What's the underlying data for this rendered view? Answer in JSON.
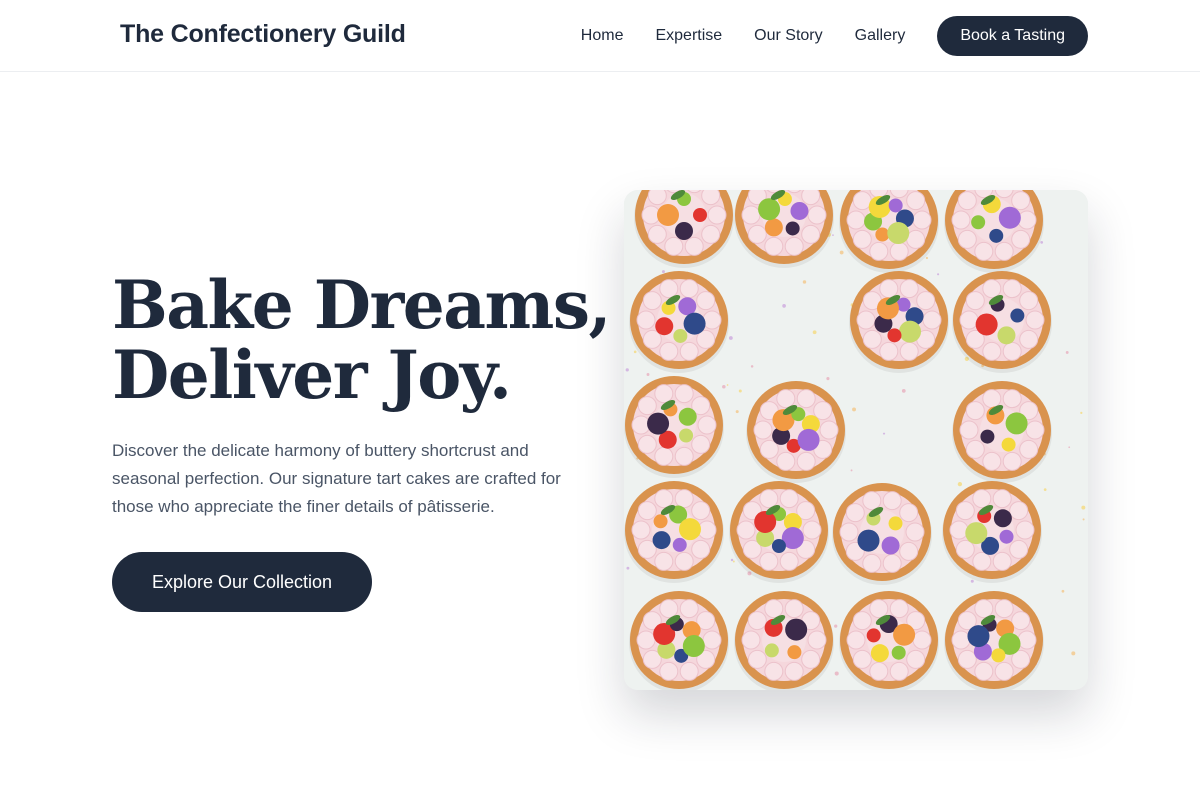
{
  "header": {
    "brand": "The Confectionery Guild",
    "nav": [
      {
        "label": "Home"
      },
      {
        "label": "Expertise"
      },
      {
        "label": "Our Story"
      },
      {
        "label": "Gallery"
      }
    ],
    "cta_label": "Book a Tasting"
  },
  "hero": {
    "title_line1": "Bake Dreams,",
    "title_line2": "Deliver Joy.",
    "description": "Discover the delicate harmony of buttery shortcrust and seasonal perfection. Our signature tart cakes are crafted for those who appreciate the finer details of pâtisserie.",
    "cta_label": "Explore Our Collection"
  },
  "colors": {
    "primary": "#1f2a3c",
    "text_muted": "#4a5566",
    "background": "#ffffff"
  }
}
+===+
Give back all entries exactly. No pictures belong in the copy.

What's the underlying data for this rendered view? Answer in JSON.
{
  "header": {
    "brand": "The Confectionery Guild",
    "nav": [
      {
        "label": "Home"
      },
      {
        "label": "Expertise"
      },
      {
        "label": "Our Story"
      },
      {
        "label": "Gallery"
      }
    ],
    "cta_label": "Book a Tasting"
  },
  "hero": {
    "title_line1": "Bake Dreams,",
    "title_line2": "Deliver Joy.",
    "description": "Discover the delicate harmony of buttery shortcrust and seasonal perfection. Our signature tart cakes are crafted for those who appreciate the finer details of pâtisserie.",
    "cta_label": "Explore Our Collection"
  },
  "colors": {
    "primary": "#1f2a3c",
    "text_muted": "#4a5566",
    "background": "#ffffff"
  }
}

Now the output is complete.